**TASK TO CARRY OUT:** Find every line with the word "name" and give their count, nothing else.

···

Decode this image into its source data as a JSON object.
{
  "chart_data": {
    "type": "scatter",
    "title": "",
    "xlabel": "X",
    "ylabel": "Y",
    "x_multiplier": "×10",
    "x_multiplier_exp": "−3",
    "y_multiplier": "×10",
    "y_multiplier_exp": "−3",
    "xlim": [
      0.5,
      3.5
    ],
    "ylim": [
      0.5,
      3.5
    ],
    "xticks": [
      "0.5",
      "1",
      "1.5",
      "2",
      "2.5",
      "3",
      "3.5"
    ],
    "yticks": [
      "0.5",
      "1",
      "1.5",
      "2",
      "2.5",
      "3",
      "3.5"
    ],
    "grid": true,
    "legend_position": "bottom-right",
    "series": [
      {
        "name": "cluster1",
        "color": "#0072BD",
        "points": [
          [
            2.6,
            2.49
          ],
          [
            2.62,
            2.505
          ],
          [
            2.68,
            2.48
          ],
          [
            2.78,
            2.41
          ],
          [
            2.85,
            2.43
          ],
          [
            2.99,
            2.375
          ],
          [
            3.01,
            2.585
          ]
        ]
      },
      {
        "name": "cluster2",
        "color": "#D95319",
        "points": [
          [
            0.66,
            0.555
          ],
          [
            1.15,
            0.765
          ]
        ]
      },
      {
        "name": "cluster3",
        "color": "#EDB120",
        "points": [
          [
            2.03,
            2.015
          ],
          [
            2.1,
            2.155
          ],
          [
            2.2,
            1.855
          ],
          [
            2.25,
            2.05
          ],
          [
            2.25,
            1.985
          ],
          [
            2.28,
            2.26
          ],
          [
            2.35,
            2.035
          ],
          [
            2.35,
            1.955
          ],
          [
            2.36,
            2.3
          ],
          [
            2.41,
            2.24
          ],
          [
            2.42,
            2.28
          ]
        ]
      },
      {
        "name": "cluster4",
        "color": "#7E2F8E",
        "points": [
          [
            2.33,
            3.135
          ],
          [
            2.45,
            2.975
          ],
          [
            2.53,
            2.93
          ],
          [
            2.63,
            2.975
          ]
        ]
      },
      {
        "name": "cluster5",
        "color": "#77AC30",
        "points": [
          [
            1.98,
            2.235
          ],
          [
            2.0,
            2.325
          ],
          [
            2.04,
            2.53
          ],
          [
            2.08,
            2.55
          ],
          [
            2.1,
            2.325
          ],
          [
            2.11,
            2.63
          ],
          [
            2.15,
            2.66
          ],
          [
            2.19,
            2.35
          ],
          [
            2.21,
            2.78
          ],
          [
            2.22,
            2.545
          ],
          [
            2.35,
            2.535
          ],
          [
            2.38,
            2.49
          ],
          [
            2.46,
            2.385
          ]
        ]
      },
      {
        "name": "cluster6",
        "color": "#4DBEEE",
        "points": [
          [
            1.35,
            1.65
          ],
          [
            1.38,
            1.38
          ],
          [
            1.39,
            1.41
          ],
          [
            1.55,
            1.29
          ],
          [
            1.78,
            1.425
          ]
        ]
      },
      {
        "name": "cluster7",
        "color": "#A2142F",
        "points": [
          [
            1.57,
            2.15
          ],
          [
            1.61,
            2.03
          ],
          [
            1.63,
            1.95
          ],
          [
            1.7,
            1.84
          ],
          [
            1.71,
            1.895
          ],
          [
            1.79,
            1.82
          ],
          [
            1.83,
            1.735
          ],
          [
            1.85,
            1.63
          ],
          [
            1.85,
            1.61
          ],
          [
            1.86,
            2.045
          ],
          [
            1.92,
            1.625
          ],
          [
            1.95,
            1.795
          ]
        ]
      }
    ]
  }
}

···

**SOLUTION FOR THIS EXERCISE:** 7